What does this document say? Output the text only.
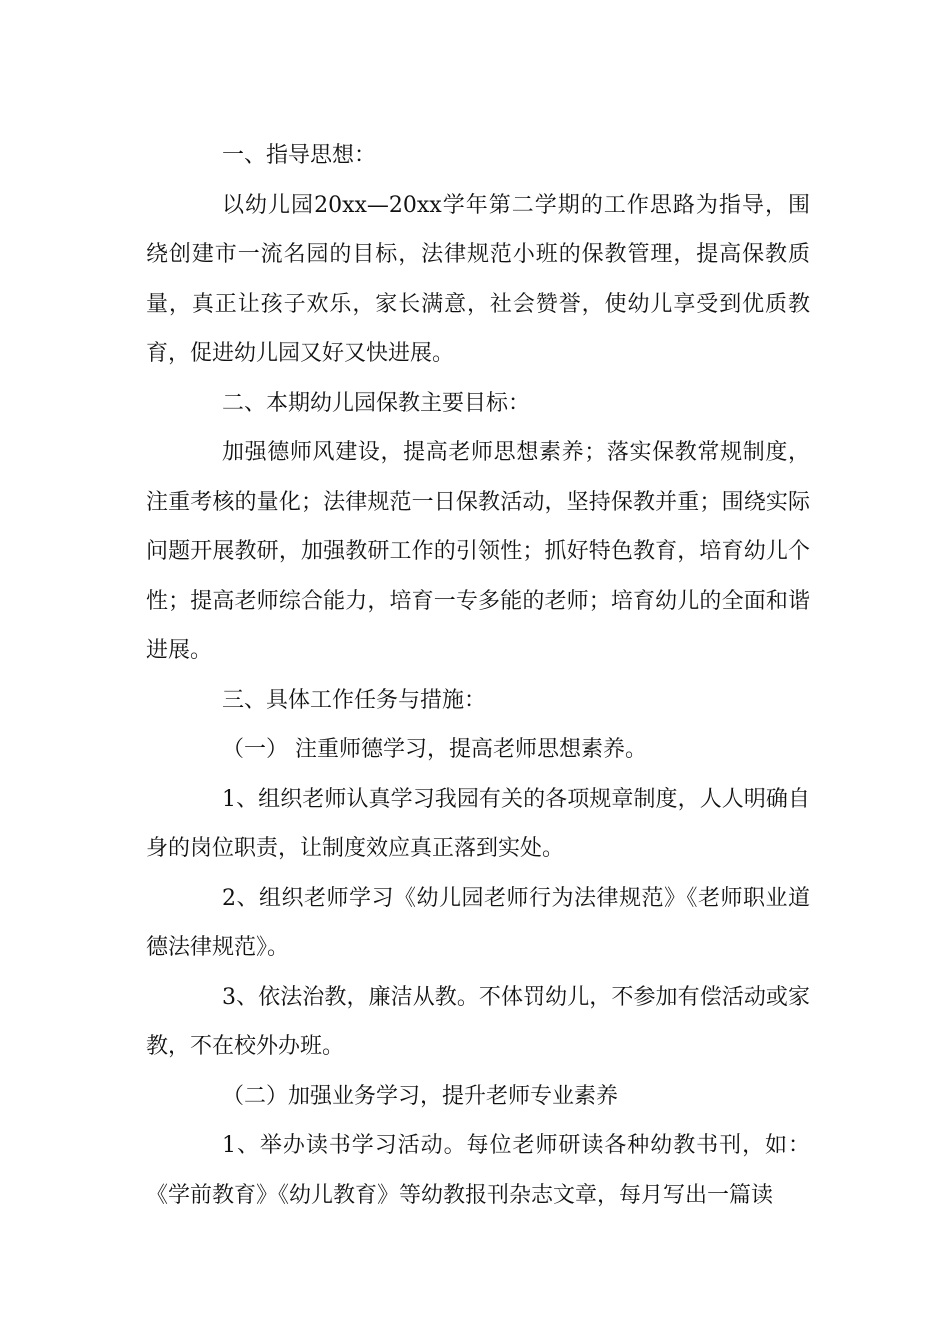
一、指导思想：

以幼儿园20xx—20xx学年第二学期的工作思路为指导，围绕创建市一流名园的目标，法律规范小班的保教管理，提高保教质量，真正让孩子欢乐，家长满意，社会赞誉，使幼儿享受到优质教育，促进幼儿园又好又快进展。

二、本期幼儿园保教主要目标：

加强德师风建设，提高老师思想素养；落实保教常规制度，注重考核的量化；法律规范一日保教活动，坚持保教并重；围绕实际问题开展教研，加强教研工作的引领性；抓好特色教育，培育幼儿个性；提高老师综合能力，培育一专多能的老师；培育幼儿的全面和谐进展。

三、具体工作任务与措施：

（一） 注重师德学习，提高老师思想素养。

1、组织老师认真学习我园有关的各项规章制度，人人明确自身的岗位职责，让制度效应真正落到实处。

2、组织老师学习《幼儿园老师行为法律规范》《老师职业道德法律规范》。

3、依法治教，廉洁从教。不体罚幼儿，不参加有偿活动或家教，不在校外办班。

（二）加强业务学习，提升老师专业素养

1、举办读书学习活动。每位老师研读各种幼教书刊，如：《学前教育》《幼儿教育》等幼教报刊杂志文章，每月写出一篇读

--- PROBLEM STATEMENT ---
Write the listing out a second time exactly, dropping all images.

--- RESULT FOR THIS EXERCISE ---
What does this document say? Output the text only.
一、指导思想：

以幼儿园20xx—20xx学年第二学期的工作思路为指导，围绕创建市一流名园的目标，法律规范小班的保教管理，提高保教质量，真正让孩子欢乐，家长满意，社会赞誉，使幼儿享受到优质教育，促进幼儿园又好又快进展。

二、本期幼儿园保教主要目标：

加强德师风建设，提高老师思想素养；落实保教常规制度，注重考核的量化；法律规范一日保教活动，坚持保教并重；围绕实际问题开展教研，加强教研工作的引领性；抓好特色教育，培育幼儿个性；提高老师综合能力，培育一专多能的老师；培育幼儿的全面和谐进展。

三、具体工作任务与措施：

（一） 注重师德学习，提高老师思想素养。

1、组织老师认真学习我园有关的各项规章制度，人人明确自身的岗位职责，让制度效应真正落到实处。

2、组织老师学习《幼儿园老师行为法律规范》《老师职业道德法律规范》。

3、依法治教，廉洁从教。不体罚幼儿，不参加有偿活动或家教，不在校外办班。

（二）加强业务学习，提升老师专业素养

1、举办读书学习活动。每位老师研读各种幼教书刊，如：《学前教育》《幼儿教育》等幼教报刊杂志文章，每月写出一篇读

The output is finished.